:: Task description ::
Write out all the lines again, precisely as they stand, but without the images.

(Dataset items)

+ + +

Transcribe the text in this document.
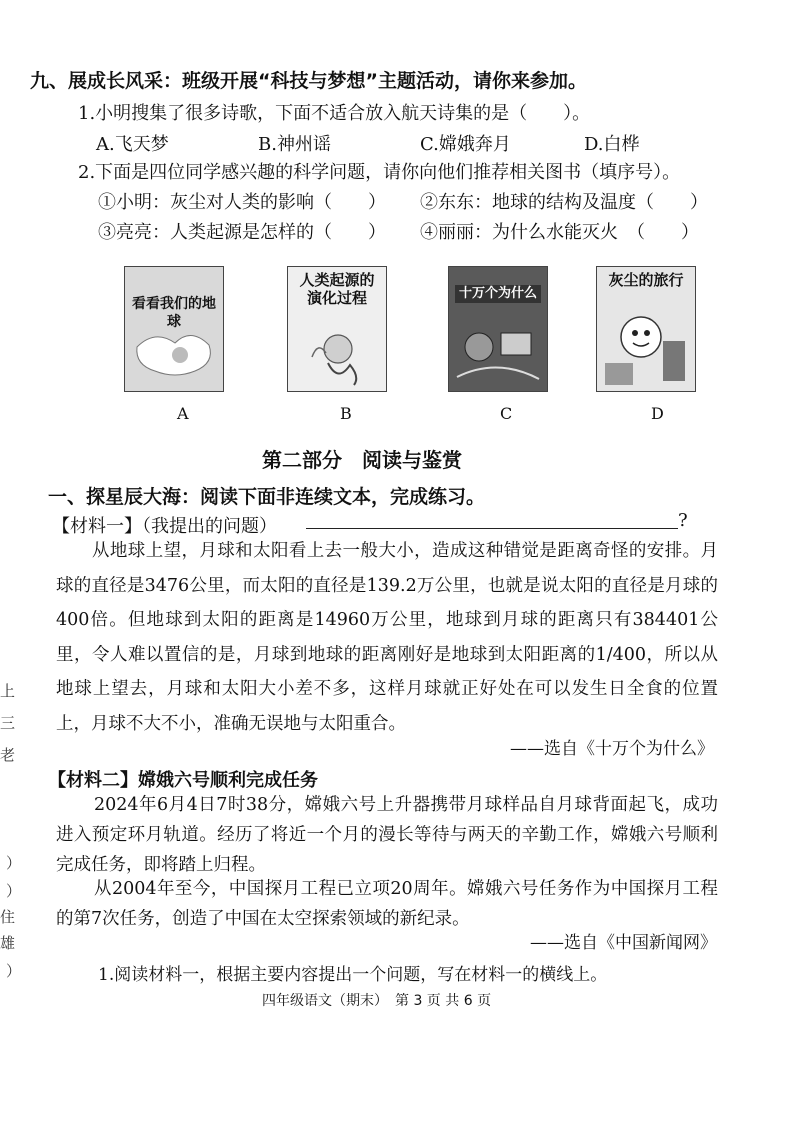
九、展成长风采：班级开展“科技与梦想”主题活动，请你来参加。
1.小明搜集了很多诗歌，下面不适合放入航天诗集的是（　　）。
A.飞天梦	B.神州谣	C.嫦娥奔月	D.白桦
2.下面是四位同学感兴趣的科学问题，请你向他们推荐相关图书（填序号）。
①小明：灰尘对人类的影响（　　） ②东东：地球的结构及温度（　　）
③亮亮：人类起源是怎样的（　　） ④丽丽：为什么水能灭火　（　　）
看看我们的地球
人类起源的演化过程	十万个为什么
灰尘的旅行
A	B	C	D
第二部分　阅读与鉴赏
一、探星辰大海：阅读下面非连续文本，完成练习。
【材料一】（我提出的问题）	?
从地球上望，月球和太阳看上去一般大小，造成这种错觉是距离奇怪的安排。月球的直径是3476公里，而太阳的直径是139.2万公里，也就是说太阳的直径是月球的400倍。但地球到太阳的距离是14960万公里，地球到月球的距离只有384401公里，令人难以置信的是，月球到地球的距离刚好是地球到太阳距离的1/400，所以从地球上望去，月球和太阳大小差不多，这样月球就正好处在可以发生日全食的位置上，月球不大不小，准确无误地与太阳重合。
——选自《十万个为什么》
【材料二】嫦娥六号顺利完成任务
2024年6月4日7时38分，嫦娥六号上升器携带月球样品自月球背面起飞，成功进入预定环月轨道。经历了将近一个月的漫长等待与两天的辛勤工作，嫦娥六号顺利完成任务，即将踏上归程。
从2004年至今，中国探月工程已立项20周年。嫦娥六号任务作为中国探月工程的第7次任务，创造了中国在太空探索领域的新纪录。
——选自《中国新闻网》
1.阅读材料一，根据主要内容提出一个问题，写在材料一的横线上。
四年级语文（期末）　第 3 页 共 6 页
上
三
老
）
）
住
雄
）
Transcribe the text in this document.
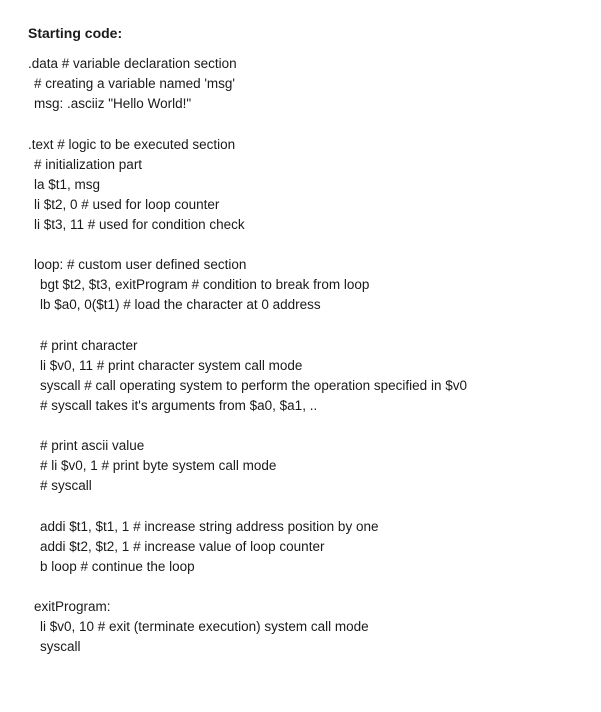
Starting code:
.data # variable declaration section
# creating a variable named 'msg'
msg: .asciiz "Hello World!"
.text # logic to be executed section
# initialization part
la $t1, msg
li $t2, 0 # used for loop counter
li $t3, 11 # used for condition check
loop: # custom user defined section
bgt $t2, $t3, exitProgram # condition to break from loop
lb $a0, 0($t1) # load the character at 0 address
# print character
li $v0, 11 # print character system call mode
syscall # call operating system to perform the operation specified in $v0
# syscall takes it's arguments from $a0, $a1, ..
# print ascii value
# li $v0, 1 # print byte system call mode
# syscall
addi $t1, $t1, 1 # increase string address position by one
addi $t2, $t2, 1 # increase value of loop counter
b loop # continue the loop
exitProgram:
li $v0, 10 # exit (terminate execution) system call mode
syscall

+ + +

:: Full output ::
Transcribe the text in this document.
九、展成长风采：班级开展“科技与梦想”主题活动，请你来参加。
1.小明搜集了很多诗歌，下面不适合放入航天诗集的是（　　）。
A.飞天梦	B.神州谣	C.嫦娥奔月	D.白桦
2.下面是四位同学感兴趣的科学问题，请你向他们推荐相关图书（填序号）。
①小明：灰尘对人类的影响（　　） ②东东：地球的结构及温度（　　）
③亮亮：人类起源是怎样的（　　） ④丽丽：为什么水能灭火　（　　）
看看我们的地球
人类起源的演化过程	十万个为什么
灰尘的旅行
A	B	C	D
第二部分　阅读与鉴赏
一、探星辰大海：阅读下面非连续文本，完成练习。
【材料一】（我提出的问题）	?
从地球上望，月球和太阳看上去一般大小，造成这种错觉是距离奇怪的安排。月球的直径是3476公里，而太阳的直径是139.2万公里，也就是说太阳的直径是月球的400倍。但地球到太阳的距离是14960万公里，地球到月球的距离只有384401公里，令人难以置信的是，月球到地球的距离刚好是地球到太阳距离的1/400，所以从地球上望去，月球和太阳大小差不多，这样月球就正好处在可以发生日全食的位置上，月球不大不小，准确无误地与太阳重合。
——选自《十万个为什么》
【材料二】嫦娥六号顺利完成任务
2024年6月4日7时38分，嫦娥六号上升器携带月球样品自月球背面起飞，成功进入预定环月轨道。经历了将近一个月的漫长等待与两天的辛勤工作，嫦娥六号顺利完成任务，即将踏上归程。
从2004年至今，中国探月工程已立项20周年。嫦娥六号任务作为中国探月工程的第7次任务，创造了中国在太空探索领域的新纪录。
——选自《中国新闻网》
1.阅读材料一，根据主要内容提出一个问题，写在材料一的横线上。
四年级语文（期末）　第 3 页 共 6 页
上
三
老
）
）
住
雄
）
Transcribe the text in this document.
Starting code:
.data # variable declaration section
# creating a variable named 'msg'
msg: .asciiz "Hello World!"
.text # logic to be executed section
# initialization part
la $t1, msg
li $t2, 0 # used for loop counter
li $t3, 11 # used for condition check
loop: # custom user defined section
bgt $t2, $t3, exitProgram # condition to break from loop
lb $a0, 0($t1) # load the character at 0 address
# print character
li $v0, 11 # print character system call mode
syscall # call operating system to perform the operation specified in $v0
# syscall takes it's arguments from $a0, $a1, ..
# print ascii value
# li $v0, 1 # print byte system call mode
# syscall
addi $t1, $t1, 1 # increase string address position by one
addi $t2, $t2, 1 # increase value of loop counter
b loop # continue the loop
exitProgram:
li $v0, 10 # exit (terminate execution) system call mode
syscall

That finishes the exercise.